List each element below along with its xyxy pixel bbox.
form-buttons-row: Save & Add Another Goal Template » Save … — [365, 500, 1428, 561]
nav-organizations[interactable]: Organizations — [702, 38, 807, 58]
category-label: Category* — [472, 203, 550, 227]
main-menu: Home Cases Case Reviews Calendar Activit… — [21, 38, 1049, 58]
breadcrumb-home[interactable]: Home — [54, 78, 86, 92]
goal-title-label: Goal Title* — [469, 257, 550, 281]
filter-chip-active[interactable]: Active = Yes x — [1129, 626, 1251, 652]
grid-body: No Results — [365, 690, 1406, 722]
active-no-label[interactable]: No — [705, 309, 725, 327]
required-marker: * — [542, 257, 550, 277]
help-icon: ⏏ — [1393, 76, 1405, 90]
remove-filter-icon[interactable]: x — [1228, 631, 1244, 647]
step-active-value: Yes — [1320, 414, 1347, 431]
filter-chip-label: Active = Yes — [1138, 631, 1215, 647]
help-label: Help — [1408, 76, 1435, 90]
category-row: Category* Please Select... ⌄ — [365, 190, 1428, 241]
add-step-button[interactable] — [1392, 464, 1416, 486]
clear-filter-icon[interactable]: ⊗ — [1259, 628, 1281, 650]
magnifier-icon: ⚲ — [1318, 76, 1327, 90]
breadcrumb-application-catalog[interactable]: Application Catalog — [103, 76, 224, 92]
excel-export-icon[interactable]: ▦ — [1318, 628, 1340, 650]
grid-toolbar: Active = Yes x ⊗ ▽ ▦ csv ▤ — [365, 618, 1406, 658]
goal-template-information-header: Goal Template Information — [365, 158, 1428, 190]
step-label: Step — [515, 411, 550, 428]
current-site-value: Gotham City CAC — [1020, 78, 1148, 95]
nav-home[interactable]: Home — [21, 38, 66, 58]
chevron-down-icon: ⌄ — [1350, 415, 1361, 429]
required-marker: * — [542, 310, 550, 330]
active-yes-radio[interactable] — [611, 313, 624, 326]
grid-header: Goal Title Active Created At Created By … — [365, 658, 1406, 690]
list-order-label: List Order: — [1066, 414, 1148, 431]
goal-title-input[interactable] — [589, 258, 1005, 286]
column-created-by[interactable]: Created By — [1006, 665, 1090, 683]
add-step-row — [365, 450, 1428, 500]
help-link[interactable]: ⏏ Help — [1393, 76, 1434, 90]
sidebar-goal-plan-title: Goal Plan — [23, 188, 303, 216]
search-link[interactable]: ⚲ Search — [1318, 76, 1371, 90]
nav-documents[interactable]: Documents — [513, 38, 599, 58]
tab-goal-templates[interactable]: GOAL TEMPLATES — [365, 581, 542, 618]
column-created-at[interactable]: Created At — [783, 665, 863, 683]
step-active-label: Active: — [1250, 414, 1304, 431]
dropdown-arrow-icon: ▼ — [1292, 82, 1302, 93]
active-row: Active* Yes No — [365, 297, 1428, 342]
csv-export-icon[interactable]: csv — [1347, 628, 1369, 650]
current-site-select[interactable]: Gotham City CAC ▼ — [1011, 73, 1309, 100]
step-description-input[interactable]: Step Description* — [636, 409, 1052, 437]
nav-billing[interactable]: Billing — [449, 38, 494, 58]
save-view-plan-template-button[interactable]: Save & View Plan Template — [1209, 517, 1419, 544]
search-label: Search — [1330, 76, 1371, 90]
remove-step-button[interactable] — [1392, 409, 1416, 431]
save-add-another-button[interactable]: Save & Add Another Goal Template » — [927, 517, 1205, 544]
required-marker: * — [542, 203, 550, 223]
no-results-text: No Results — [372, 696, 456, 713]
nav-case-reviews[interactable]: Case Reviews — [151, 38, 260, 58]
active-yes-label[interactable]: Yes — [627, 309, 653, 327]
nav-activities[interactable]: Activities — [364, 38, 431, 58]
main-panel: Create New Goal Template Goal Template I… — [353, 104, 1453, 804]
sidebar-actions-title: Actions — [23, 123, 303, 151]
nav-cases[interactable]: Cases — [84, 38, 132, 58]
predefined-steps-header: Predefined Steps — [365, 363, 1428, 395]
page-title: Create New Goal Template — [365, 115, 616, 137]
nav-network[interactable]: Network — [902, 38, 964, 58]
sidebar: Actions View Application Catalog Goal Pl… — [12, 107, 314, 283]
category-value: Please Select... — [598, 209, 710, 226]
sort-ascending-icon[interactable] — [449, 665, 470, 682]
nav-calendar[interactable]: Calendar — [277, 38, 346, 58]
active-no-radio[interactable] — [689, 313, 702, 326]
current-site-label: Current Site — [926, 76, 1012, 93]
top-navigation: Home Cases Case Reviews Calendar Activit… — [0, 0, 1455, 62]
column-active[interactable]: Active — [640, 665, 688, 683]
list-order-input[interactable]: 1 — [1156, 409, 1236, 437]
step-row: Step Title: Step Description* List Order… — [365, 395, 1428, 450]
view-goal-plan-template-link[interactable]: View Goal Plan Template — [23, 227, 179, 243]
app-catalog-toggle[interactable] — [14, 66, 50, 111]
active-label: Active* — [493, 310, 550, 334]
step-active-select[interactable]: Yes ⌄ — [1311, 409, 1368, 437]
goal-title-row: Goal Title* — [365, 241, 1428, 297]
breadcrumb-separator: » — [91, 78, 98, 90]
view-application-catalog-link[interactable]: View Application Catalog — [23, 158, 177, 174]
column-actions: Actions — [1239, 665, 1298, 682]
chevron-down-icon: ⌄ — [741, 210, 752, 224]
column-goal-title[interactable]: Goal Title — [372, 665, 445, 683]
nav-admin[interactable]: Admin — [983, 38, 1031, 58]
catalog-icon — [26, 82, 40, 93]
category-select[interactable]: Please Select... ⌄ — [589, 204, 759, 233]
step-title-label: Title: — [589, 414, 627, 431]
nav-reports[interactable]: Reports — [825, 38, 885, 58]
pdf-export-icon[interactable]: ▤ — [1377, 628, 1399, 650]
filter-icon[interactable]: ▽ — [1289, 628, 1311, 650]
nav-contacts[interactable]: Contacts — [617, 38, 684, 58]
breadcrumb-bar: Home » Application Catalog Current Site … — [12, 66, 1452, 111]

###

_STATED PROBLEM_
Copy the records word for word, starting at the very first line and ending at the line that contains "breadcrumb-home[interactable]: Home —", including both.

_OUTPUT OF THE EXERCISE_
List each element below along with its xyxy pixel bbox.
form-buttons-row: Save & Add Another Goal Template » Save … — [365, 500, 1428, 561]
nav-organizations[interactable]: Organizations — [702, 38, 807, 58]
category-label: Category* — [472, 203, 550, 227]
main-menu: Home Cases Case Reviews Calendar Activit… — [21, 38, 1049, 58]
breadcrumb-home[interactable]: Home — [54, 78, 86, 92]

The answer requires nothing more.